--- Data supplied ---
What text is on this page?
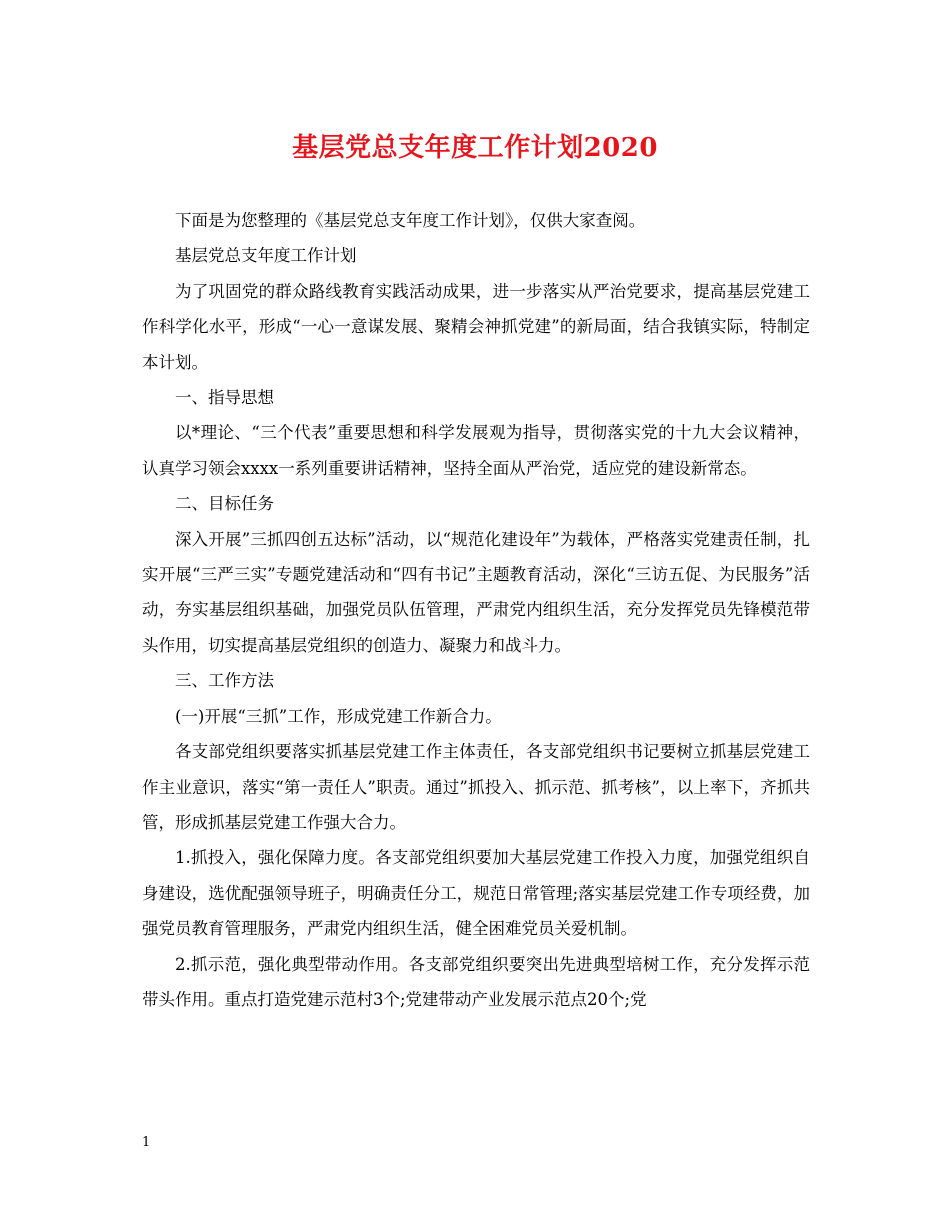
基层党总支年度工作计划2020

下面是为您整理的《基层党总支年度工作计划》，仅供大家查阅。

基层党总支年度工作计划

为了巩固党的群众路线教育实践活动成果，进一步落实从严治党要求，提高基层党建工作科学化水平，形成“一心一意谋发展、聚精会神抓党建”的新局面，结合我镇实际，特制定本计划。

一、指导思想

以*理论、“三个代表”重要思想和科学发展观为指导，贯彻落实党的十九大会议精神，认真学习领会xxxx一系列重要讲话精神，坚持全面从严治党，适应党的建设新常态。

二、目标任务

深入开展”三抓四创五达标”活动，以“规范化建设年”为载体，严格落实党建责任制，扎实开展“三严三实”专题党建活动和“四有书记”主题教育活动，深化“三访五促、为民服务”活动，夯实基层组织基础，加强党员队伍管理，严肃党内组织生活，充分发挥党员先锋模范带头作用，切实提高基层党组织的创造力、凝聚力和战斗力。

三、工作方法

(一)开展“三抓”工作，形成党建工作新合力。

各支部党组织要落实抓基层党建工作主体责任，各支部党组织书记要树立抓基层党建工作主业意识，落实“第一责任人”职责。通过”抓投入、抓示范、抓考核”，以上率下，齐抓共管，形成抓基层党建工作强大合力。

1.抓投入，强化保障力度。各支部党组织要加大基层党建工作投入力度，加强党组织自身建设，选优配强领导班子，明确责任分工，规范日常管理;落实基层党建工作专项经费，加强党员教育管理服务，严肃党内组织生活，健全困难党员关爱机制。

2.抓示范，强化典型带动作用。各支部党组织要突出先进典型培树工作，充分发挥示范带头作用。重点打造党建示范村3个;党建带动产业发展示范点20个;党

1
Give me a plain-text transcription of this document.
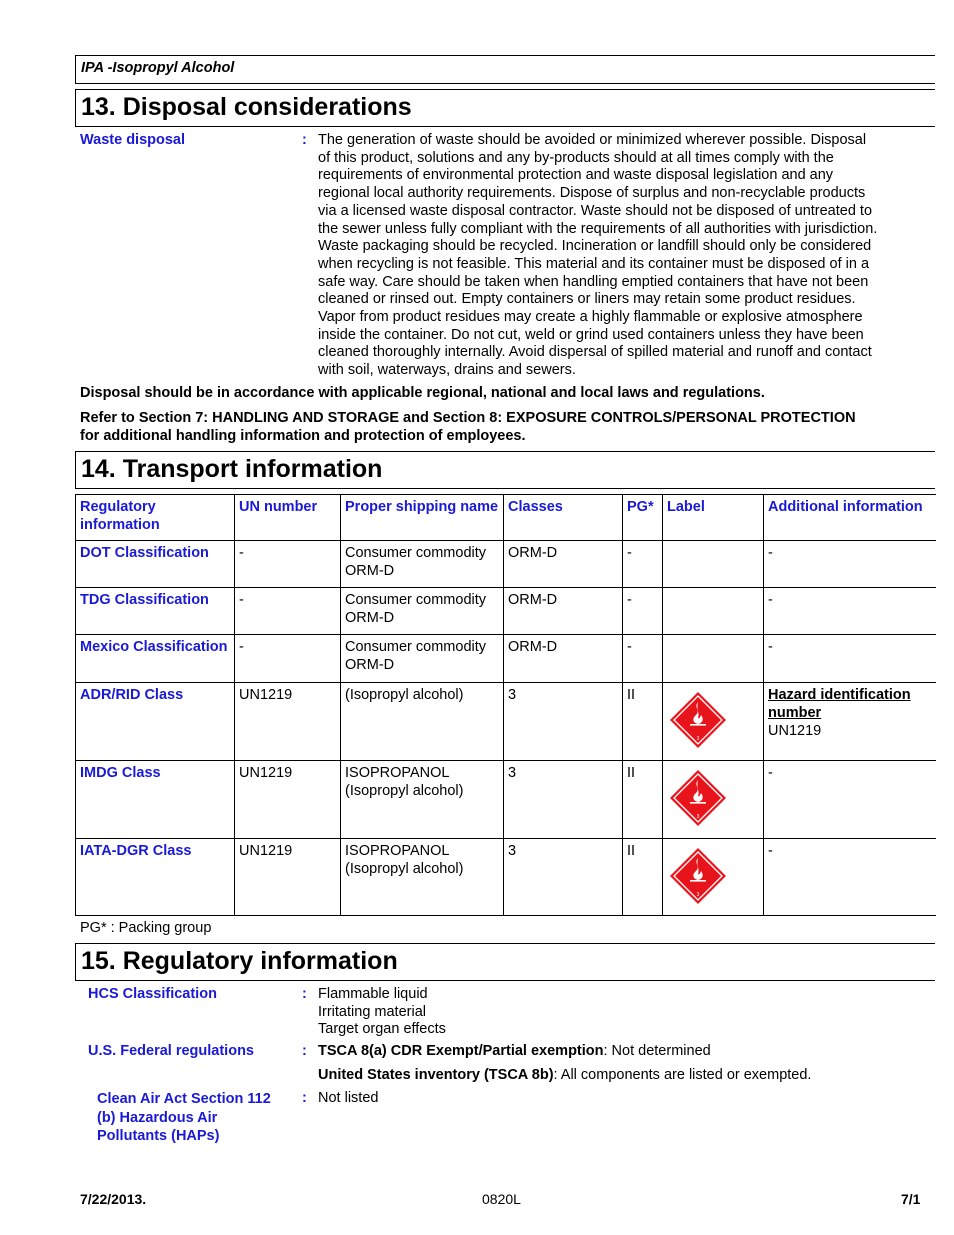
IPA -Isopropyl Alcohol
13. Disposal considerations
Waste disposal	: The generation of waste should be avoided or minimized wherever possible. Disposal
of this product, solutions and any by-products should at all times comply with the
requirements of environmental protection and waste disposal legislation and any
regional local authority requirements. Dispose of surplus and non-recyclable products
via a licensed waste disposal contractor. Waste should not be disposed of untreated to
the sewer unless fully compliant with the requirements of all authorities with jurisdiction.
Waste packaging should be recycled. Incineration or landfill should only be considered
when recycling is not feasible. This material and its container must be disposed of in a
safe way. Care should be taken when handling emptied containers that have not been
cleaned or rinsed out. Empty containers or liners may retain some product residues.
Vapor from product residues may create a highly flammable or explosive atmosphere
inside the container. Do not cut, weld or grind used containers unless they have been
cleaned thoroughly internally. Avoid dispersal of spilled material and runoff and contact
with soil, waterways, drains and sewers.
Disposal should be in accordance with applicable regional, national and local laws and regulations.
Refer to Section 7: HANDLING AND STORAGE and Section 8: EXPOSURE CONTROLS/PERSONAL PROTECTION
for additional handling information and protection of employees.
14. Transport information
Regulatory information	UN number	Proper shipping name	Classes	PG*	Label	Additional information
DOT Classification	-	Consumer commodity ORM-D	ORM-D	-		-

TDG Classification	-	Consumer commodity ORM-D	ORM-D	-		-

Mexico Classification	-	Consumer commodity ORM-D	ORM-D	-		-

ADR/RID Class	UN1219	(Isopropyl alcohol)	3	II	3	Hazard identification number
UN1219

IMDG Class	UN1219	ISOPROPANOL (Isopropyl alcohol)	3	II	3	-

IATA-DGR Class	UN1219	ISOPROPANOL (Isopropyl alcohol)	3	II	3	-
PG* : Packing group
15. Regulatory information
HCS Classification	: Flammable liquid
Irritating material
Target organ effects
U.S. Federal regulations	: TSCA 8(a) CDR Exempt/Partial exemption: Not determined
United States inventory (TSCA 8b): All components are listed or exempted.
Clean Air Act Section 112
(b) Hazardous Air
Pollutants (HAPs)
: Not listed
7/22/2013.	0820L	7/1
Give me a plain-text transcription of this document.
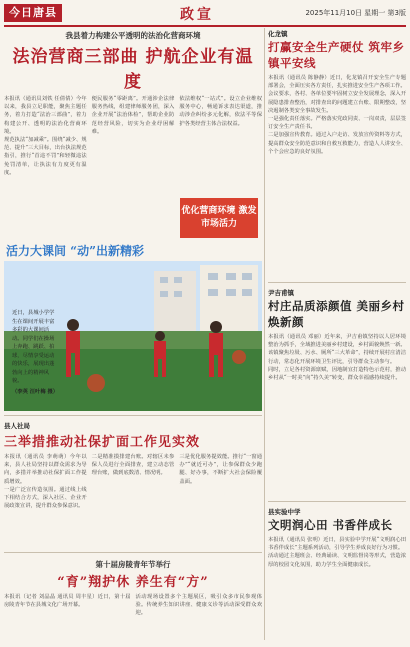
今日唐县	政宣	2025年11月10日 星期一 第3版
我县着力构建公平透明的法治化营商环境
法治营商三部曲 护航企业有温度
本报讯（通讯员刘铁 任倩倩）今年以来，我县立足职能，聚焦主题任务，着力打造“法治三部曲”，着力构建公开、透明的法治化营商环境。
规范执法“加减乘”。围绕“减少、规范、提升”三大目标，出台执法规范指引，推行“首违不罚”和轻微违法免罚清单，让执法有力度更有温度。
便民服务“零距离”。开通涉企法律服务热线，组建律师服务团，深入企业开展“法治体检”，帮助企业防范经营风险，切实为企业纾困解难。
依法维权“一站式”。设立企业维权服务中心，畅通诉求表达渠道，推动涉企纠纷多元化解，依法平等保护各类经营主体合法权益。
优化营商环境 激发市场活力
活力大课间 “动”出新精彩
近日，县城小学学生在课间开展丰富多彩的大课间活动。同学们在操场上奔跑、跳跃、拍球，尽情享受运动的快乐，展现出蓬勃向上的精神风貌。
（李英 汪叶梅 摄）
县人社局
三举措推动社保扩面工作见实效
本报讯（通讯员 李萌萌）今年以来，县人社局坚持以群众需求为导向，多措并举推动社保扩面工作提质增效。
一是广泛宣传造氛围。通过线上线下相结合方式，深入社区、企业开展政策宣讲，提升群众参保意识。
二是精准摸排建台账。对辖区未参保人员进行全面排查，建立动态管理台账，做到底数清、情况明。
三是优化服务提效能。推行“一窗通办”“就近可办”，让参保群众少跑腿、好办事，不断扩大社会保险覆盖面。
第十届房陵青年节举行
“育”翔护休 养生有“方”
本报讯（记者 刘晶晶 通讯员 周丰星）近日，第十届房陵青年节在县城文化广场开幕。
活动现场设置多个主题展区，吸引众多市民参观体验。传统养生知识讲座、健康义诊等活动深受群众欢迎。
化龙镇
打赢安全生产硬仗 筑牢乡镇平安线
本报讯（通讯员 陈静静）近日，化龙镇召开安全生产专题部署会，全面压实各方责任，扎实推进安全生产各项工作。
会议要求，各村、各单位要牢固树立安全发展理念，深入开展隐患排查整治，对排查出的问题建立台账、限期整改，坚决遏制各类安全事故发生。
一是强化责任落实。严格落实党政同责、一岗双责，层层签订安全生产责任书。
二是加强宣传教育。通过入户走访、发放宣传资料等方式，提高群众安全防范意识和自救互救能力，营造人人讲安全、个个会应急的良好氛围。
尹吉甫镇
村庄品质添颜值 美丽乡村焕新颜
本报讯（通讯员 邓丽）近年来，尹吉甫镇坚持以人居环境整治为抓手，全域推进美丽乡村建设，乡村面貌焕然一新。
该镇聚焦垃圾、污水、厕所“三大革命”，持续开展村庄清洁行动，常态化开展环境卫生评比，引导群众主动参与。
同时，立足各村资源禀赋，因地制宜打造特色示范村，推动乡村从“一时美”向“持久美”转变，群众幸福感持续提升。
县实验中学
文明润心田 书香伴成长
本报讯（通讯员 张明）近日，县实验中学开展“文明润心田 书香伴成长”主题系列活动，引导学生养成良好行为习惯。
活动通过主题班会、经典诵读、文明监督岗等形式，营造浓厚的校园文化氛围，助力学生全面健康成长。
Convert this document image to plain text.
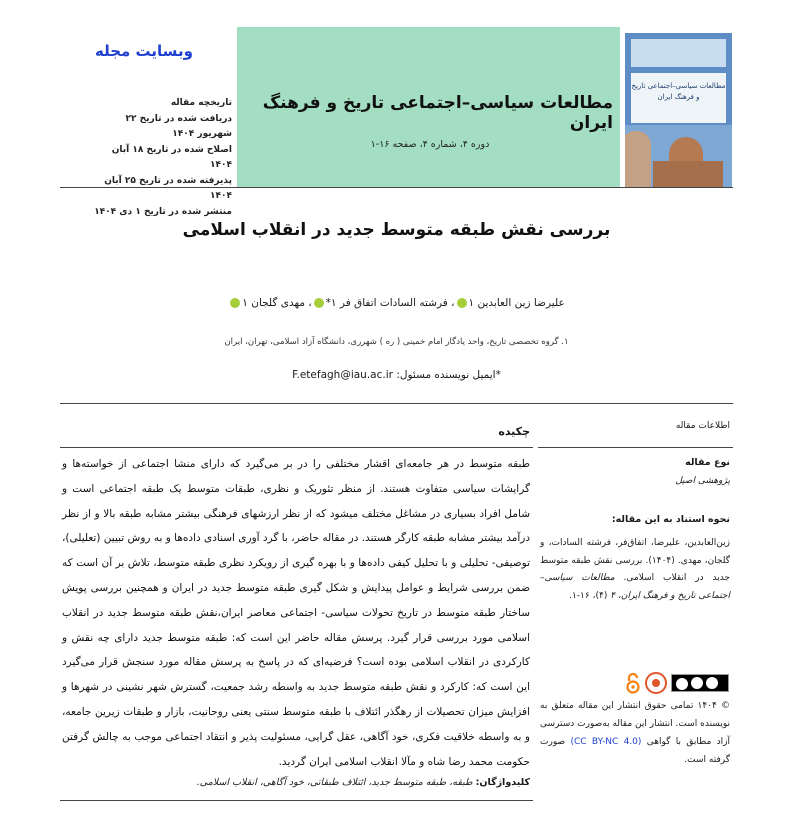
وبسایت مجله
تاریخچه مقاله
دریافت شده در تاریخ ۲۲ شهریور ۱۴۰۴
اصلاح شده در تاریخ ۱۸ آبان ۱۴۰۴
پذیرفته شده در تاریخ ۲۵ آبان ۱۴۰۴
منتشر شده در تاریخ ۱ دی ۱۴۰۴
مطالعات سیاسی–اجتماعی تاریخ و فرهنگ ایران
دوره ۴، شماره ۴، صفحه ۱۶-۱
مطالعات سیاسی–اجتماعی تاریخ و فرهنگ ایران
بررسی نقش طبقه متوسط جدید در انقلاب اسلامی
علیرضا زین العابدین ۱، فرشته السادات اتفاق فر ۱*، مهدی گلجان ۱
۱. گروه تخصصی تاریخ، واحد یادگار امام خمینی ( ره ) شهرری، دانشگاه آزاد اسلامی، تهران، ایران
*ایمیل نویسنده مسئول: F.etefagh@iau.ac.ir
اطلاعات مقاله
چکیده
نوع مقاله
پژوهشی اصیل
نحوه استناد به این مقاله:
زین‌العابدین، علیرضا، اتفاق‌فر، فرشته السادات، و گلجان، مهدی. (۱۴۰۴). بررسی نقش طبقه متوسط جدید در انقلاب اسلامی. مطالعات سیاسی–اجتماعی تاریخ و فرهنگ ایران، ۴ (۴)، ۱۶-۱.
© ۱۴۰۴ تمامی حقوق انتشار این مقاله متعلق به نویسنده است. انتشار این مقاله به‌صورت دسترسی آزاد مطابق با گواهی (CC BY-NC 4.0) صورت گرفته است.
طبقه متوسط در هر جامعه‌ای اقشار مختلفی را در بر می‌گیرد که دارای منشا اجتماعی از خواسته‌ها و گرایشات سیاسی متفاوت هستند. از منظر تئوریک و نظری، طبقات متوسط یک طبقه اجتماعی است و شامل افراد بسیاری در مشاغل مختلف میشود که از نظر ارزشهای فرهنگی بیشتر مشابه طبقه بالا و از نظر درآمد بیشتر مشابه طبقه کارگر هستند. در مقاله حاضر، با گرد آوری اسنادی داده‌ها و به روش تبیین (تعلیلی)، توصیفی- تحلیلی و با تحلیل کیفی داده‌ها و با بهره گیری از رویکرد نظری طبقه متوسط، تلاش بر آن است که ضمن بررسی شرایط و عوامل پیدایش و شکل گیری طبقه متوسط جدید در ایران و همچنین بررسی پویش ساختار طبقه متوسط در تاریخ تحولات سیاسی- اجتماعی معاصر ایران،نقش طبقه متوسط جدید در انقلاب اسلامی مورد بررسی قرار گیرد. پرسش مقاله حاضر این است که: طبقه متوسط جدید دارای چه نقش و کارکردی در انقلاب اسلامی بوده است؟ فرضیه‌ای که در پاسخ به پرسش مقاله مورد سنجش قرار می‌گیرد این است که: کارکرد و نقش طبقه متوسط جدید به واسطه رشد جمعیت، گسترش شهر نشینی در شهرها و افزایش میزان تحصیلات از رهگذر ائتلاف با طبقه متوسط سنتی یعنی روحانیت، بازار و طبقات زیرین جامعه، و به واسطه خلاقیت فکری، خود آگاهی، عقل گرایی، مسئولیت پذیر و انتقاد اجتماعی موجب به چالش گرفتن حکومت محمد رضا شاه و مآلا انقلاب اسلامی ایران گردید.
کلیدواژگان: طبقه، طبقه متوسط جدید، ائتلاف طبقاتی، خود آگاهی، انقلاب اسلامی.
---
Identify all lines where the word "regional" shows up. Copy them.

Finished exercise:
regional local authority requirements. Dispose of surplus and non-recyclable products
Disposal should be in accordance with applicable regional, national and local laws and regulations.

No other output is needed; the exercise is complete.